» **EXERCISE**
Among the entries below, count the lines that contain the word "sleep". Write down only the total.

(Collected data)
>>>

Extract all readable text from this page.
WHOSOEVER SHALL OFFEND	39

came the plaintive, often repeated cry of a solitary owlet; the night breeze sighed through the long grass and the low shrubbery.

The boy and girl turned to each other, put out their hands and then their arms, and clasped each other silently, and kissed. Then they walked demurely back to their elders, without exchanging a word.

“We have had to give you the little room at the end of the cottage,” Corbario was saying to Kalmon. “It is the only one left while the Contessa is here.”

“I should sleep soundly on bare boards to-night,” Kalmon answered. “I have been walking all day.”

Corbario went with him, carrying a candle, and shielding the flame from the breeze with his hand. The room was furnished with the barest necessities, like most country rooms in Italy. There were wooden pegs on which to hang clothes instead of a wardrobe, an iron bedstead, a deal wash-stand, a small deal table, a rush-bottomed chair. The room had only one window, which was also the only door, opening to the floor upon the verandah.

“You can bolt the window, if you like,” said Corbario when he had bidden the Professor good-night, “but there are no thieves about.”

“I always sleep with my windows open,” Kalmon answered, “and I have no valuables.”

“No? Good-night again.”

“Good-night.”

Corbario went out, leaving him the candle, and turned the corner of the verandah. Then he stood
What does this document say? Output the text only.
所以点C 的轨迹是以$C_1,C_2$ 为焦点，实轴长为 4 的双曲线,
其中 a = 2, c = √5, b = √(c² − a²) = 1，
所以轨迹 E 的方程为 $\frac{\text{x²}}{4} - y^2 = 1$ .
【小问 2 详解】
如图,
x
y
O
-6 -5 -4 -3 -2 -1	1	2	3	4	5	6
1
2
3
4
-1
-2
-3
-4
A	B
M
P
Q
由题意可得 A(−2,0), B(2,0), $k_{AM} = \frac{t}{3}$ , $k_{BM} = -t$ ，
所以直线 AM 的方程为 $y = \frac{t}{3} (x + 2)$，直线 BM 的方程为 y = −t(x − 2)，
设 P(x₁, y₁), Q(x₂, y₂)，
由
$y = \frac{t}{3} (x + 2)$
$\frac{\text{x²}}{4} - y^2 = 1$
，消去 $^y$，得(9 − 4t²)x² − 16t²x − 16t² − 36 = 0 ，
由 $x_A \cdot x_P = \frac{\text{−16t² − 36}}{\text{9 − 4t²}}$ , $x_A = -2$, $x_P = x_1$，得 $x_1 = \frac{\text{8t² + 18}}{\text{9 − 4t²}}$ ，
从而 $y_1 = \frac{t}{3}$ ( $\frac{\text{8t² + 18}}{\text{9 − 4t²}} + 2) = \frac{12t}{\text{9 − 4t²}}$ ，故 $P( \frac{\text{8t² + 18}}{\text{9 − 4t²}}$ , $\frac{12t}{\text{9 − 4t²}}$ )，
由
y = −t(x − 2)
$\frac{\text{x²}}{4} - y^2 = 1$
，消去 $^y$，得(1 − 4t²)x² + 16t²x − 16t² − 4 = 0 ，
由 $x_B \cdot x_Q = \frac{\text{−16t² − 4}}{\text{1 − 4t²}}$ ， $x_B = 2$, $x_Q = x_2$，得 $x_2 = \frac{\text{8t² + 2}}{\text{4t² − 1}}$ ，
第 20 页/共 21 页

<<<

» **RESPONSE BELOW**
2